**DATA SHOWN**
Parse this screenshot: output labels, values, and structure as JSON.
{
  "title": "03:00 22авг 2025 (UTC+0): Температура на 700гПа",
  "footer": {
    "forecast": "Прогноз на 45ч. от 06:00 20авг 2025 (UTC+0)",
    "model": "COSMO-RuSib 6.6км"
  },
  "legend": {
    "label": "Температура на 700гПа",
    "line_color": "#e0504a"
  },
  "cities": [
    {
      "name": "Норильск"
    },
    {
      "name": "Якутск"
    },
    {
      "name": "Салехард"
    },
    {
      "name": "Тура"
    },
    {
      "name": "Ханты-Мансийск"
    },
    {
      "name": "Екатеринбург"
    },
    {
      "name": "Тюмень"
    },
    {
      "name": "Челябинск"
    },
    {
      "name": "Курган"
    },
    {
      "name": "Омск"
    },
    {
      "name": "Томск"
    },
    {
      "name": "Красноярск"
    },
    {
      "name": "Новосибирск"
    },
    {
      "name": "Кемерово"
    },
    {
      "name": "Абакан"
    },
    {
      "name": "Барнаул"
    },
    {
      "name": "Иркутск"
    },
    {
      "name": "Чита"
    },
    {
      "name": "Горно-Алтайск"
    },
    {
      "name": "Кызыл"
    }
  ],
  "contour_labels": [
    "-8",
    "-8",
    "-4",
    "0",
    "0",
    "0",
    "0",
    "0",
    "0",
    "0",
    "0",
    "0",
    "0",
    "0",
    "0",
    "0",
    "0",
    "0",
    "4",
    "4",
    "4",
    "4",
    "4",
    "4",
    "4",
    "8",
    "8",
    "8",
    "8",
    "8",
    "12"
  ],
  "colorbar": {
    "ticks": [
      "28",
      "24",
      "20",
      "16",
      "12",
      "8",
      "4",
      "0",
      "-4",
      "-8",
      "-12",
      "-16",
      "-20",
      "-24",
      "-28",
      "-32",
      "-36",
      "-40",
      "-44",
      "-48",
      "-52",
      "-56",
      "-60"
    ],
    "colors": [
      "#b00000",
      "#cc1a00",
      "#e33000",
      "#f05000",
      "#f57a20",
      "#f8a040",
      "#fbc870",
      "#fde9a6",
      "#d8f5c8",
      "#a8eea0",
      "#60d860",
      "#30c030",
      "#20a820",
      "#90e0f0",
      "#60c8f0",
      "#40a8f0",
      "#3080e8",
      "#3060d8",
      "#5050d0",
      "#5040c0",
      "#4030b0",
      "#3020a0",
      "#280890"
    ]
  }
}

**PROBLEM DESCRIPTION**
Reproduce the listing shown above in its entirety, exactly.

**RESPONSE TO THE EXERCISE**
Parse this screenshot: output labels, values, and structure as JSON.
{
  "title": "03:00 22авг 2025 (UTC+0): Температура на 700гПа",
  "footer": {
    "forecast": "Прогноз на 45ч. от 06:00 20авг 2025 (UTC+0)",
    "model": "COSMO-RuSib 6.6км"
  },
  "legend": {
    "label": "Температура на 700гПа",
    "line_color": "#e0504a"
  },
  "cities": [
    {
      "name": "Норильск"
    },
    {
      "name": "Якутск"
    },
    {
      "name": "Салехард"
    },
    {
      "name": "Тура"
    },
    {
      "name": "Ханты-Мансийск"
    },
    {
      "name": "Екатеринбург"
    },
    {
      "name": "Тюмень"
    },
    {
      "name": "Челябинск"
    },
    {
      "name": "Курган"
    },
    {
      "name": "Омск"
    },
    {
      "name": "Томск"
    },
    {
      "name": "Красноярск"
    },
    {
      "name": "Новосибирск"
    },
    {
      "name": "Кемерово"
    },
    {
      "name": "Абакан"
    },
    {
      "name": "Барнаул"
    },
    {
      "name": "Иркутск"
    },
    {
      "name": "Чита"
    },
    {
      "name": "Горно-Алтайск"
    },
    {
      "name": "Кызыл"
    }
  ],
  "contour_labels": [
    "-8",
    "-8",
    "-4",
    "0",
    "0",
    "0",
    "0",
    "0",
    "0",
    "0",
    "0",
    "0",
    "0",
    "0",
    "0",
    "0",
    "0",
    "0",
    "4",
    "4",
    "4",
    "4",
    "4",
    "4",
    "4",
    "8",
    "8",
    "8",
    "8",
    "8",
    "12"
  ],
  "colorbar": {
    "ticks": [
      "28",
      "24",
      "20",
      "16",
      "12",
      "8",
      "4",
      "0",
      "-4",
      "-8",
      "-12",
      "-16",
      "-20",
      "-24",
      "-28",
      "-32",
      "-36",
      "-40",
      "-44",
      "-48",
      "-52",
      "-56",
      "-60"
    ],
    "colors": [
      "#b00000",
      "#cc1a00",
      "#e33000",
      "#f05000",
      "#f57a20",
      "#f8a040",
      "#fbc870",
      "#fde9a6",
      "#d8f5c8",
      "#a8eea0",
      "#60d860",
      "#30c030",
      "#20a820",
      "#90e0f0",
      "#60c8f0",
      "#40a8f0",
      "#3080e8",
      "#3060d8",
      "#5050d0",
      "#5040c0",
      "#4030b0",
      "#3020a0",
      "#280890"
    ]
  }
}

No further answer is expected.